Stored data:
::::
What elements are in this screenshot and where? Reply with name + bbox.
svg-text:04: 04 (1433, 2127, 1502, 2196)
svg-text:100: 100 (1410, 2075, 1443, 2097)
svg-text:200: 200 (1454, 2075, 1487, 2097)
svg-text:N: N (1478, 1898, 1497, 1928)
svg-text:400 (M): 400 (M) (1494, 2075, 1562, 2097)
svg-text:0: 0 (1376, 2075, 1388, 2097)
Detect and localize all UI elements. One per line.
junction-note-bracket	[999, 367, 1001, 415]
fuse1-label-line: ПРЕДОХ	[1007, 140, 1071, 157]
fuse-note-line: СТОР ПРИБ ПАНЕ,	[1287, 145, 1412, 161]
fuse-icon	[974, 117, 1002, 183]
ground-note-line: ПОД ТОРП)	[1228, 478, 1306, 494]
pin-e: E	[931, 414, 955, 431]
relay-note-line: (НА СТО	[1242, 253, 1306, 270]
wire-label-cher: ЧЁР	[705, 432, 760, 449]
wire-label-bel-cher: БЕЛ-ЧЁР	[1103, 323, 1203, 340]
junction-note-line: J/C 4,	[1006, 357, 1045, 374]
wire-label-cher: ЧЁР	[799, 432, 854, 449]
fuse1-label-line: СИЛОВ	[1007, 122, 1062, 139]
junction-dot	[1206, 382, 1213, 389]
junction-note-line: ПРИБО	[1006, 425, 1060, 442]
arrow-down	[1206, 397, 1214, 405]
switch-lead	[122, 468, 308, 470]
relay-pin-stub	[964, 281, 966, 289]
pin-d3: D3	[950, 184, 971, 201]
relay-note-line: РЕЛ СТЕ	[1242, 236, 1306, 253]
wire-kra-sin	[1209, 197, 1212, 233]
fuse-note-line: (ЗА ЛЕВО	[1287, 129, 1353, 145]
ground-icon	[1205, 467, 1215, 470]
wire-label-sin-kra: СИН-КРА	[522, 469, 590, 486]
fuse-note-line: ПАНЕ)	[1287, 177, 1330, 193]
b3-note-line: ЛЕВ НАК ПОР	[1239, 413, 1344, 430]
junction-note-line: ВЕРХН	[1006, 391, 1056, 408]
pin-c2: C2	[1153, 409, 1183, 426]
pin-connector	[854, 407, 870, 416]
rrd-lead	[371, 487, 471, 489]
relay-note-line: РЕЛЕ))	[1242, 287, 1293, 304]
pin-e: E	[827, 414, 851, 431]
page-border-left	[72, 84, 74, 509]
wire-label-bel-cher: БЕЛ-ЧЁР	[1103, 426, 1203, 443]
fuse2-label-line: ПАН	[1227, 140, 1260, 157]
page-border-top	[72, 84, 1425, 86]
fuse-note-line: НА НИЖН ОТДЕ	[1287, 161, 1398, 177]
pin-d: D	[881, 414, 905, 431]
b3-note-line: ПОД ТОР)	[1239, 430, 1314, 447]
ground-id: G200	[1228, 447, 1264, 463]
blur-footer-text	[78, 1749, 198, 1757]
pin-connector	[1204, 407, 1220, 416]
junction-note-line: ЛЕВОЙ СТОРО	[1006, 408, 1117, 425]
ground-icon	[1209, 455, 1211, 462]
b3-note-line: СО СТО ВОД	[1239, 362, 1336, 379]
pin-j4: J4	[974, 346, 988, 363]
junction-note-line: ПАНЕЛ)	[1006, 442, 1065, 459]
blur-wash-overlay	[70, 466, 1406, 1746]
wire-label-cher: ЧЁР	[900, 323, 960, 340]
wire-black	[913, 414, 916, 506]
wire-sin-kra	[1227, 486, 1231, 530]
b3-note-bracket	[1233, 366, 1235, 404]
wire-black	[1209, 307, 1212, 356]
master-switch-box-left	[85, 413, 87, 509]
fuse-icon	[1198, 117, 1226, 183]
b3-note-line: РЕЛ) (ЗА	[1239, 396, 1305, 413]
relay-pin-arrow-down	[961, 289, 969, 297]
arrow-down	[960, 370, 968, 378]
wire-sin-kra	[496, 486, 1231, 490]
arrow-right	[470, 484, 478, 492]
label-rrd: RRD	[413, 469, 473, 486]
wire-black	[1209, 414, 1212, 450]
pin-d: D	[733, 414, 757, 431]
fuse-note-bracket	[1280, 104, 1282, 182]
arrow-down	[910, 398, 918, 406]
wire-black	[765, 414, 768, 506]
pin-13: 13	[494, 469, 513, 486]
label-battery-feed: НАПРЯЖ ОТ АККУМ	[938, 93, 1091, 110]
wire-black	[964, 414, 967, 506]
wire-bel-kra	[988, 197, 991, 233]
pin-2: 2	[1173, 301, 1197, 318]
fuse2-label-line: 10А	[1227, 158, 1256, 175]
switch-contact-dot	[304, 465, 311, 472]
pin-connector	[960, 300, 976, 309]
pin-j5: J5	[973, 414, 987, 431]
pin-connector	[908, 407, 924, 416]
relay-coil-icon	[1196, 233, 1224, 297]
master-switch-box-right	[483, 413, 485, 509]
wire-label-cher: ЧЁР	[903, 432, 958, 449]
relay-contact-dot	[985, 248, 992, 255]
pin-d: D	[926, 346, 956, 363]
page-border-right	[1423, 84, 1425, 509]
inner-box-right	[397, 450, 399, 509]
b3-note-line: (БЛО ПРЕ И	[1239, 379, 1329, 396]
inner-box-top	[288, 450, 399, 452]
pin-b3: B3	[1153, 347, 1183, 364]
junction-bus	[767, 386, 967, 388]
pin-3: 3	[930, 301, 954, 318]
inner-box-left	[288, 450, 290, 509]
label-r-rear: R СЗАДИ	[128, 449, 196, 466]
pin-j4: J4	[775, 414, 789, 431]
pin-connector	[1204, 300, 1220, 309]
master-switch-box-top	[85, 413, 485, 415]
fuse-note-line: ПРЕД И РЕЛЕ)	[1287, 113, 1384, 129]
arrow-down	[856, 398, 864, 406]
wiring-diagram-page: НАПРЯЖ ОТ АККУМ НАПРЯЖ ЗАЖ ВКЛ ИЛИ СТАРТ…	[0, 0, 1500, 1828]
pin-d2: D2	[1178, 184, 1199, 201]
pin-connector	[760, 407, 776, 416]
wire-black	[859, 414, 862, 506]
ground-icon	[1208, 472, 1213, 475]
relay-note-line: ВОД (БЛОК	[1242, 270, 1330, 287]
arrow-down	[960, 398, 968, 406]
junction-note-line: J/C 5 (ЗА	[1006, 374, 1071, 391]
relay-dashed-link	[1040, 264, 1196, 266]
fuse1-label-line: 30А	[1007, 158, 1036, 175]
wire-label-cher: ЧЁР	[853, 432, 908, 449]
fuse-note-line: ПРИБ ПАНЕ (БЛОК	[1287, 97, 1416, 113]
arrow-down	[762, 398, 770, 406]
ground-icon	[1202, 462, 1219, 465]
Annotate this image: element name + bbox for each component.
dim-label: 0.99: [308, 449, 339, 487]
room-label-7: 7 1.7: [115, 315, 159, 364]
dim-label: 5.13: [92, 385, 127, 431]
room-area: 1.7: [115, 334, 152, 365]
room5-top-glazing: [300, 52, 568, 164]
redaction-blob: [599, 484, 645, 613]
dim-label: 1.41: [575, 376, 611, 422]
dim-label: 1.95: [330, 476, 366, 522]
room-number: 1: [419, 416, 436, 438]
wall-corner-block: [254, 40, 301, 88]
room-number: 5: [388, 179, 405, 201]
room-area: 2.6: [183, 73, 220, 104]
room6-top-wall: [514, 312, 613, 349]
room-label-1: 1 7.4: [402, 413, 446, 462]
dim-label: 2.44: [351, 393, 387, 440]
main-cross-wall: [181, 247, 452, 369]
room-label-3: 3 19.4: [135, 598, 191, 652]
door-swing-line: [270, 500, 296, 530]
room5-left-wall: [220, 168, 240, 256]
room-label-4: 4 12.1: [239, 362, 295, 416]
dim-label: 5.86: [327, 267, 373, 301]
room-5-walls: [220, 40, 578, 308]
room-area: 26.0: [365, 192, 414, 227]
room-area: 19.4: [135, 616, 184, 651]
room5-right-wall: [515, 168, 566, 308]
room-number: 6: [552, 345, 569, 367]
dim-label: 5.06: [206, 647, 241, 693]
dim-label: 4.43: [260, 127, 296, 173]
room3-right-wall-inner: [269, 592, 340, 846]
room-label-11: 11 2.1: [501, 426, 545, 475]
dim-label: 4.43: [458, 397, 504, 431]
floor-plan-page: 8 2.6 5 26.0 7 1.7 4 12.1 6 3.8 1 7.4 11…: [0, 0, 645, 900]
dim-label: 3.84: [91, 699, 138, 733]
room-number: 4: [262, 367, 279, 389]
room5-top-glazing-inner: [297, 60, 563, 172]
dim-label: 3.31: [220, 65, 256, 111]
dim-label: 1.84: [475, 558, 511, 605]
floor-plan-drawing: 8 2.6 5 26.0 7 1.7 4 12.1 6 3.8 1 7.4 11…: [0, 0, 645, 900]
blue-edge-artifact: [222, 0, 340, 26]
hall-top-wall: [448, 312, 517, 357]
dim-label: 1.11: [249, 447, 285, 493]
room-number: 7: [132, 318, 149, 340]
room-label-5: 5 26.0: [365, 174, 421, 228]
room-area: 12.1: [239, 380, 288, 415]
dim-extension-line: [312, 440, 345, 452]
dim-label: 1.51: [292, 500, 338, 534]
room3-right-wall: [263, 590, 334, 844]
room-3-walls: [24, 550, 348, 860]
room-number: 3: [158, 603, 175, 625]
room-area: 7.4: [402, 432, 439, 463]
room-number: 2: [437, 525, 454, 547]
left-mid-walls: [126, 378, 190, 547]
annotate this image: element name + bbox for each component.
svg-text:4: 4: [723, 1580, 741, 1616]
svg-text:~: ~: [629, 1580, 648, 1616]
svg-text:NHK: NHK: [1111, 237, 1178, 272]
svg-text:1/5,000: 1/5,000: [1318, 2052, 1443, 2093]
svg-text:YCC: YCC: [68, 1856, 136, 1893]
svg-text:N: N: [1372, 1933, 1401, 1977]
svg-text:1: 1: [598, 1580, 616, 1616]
::::
What to produce => Retype the lines verbatim from the first line of the stored data down to and including the line containing "svg-text:0: 0 (1376, 2075, 1388, 2097)".

Full solution =>
What elements are in this screenshot and where? Reply with name + bbox.
svg-text:04: 04 (1433, 2127, 1502, 2196)
svg-text:100: 100 (1410, 2075, 1443, 2097)
svg-text:200: 200 (1454, 2075, 1487, 2097)
svg-text:N: N (1478, 1898, 1497, 1928)
svg-text:400 (M): 400 (M) (1494, 2075, 1562, 2097)
svg-text:0: 0 (1376, 2075, 1388, 2097)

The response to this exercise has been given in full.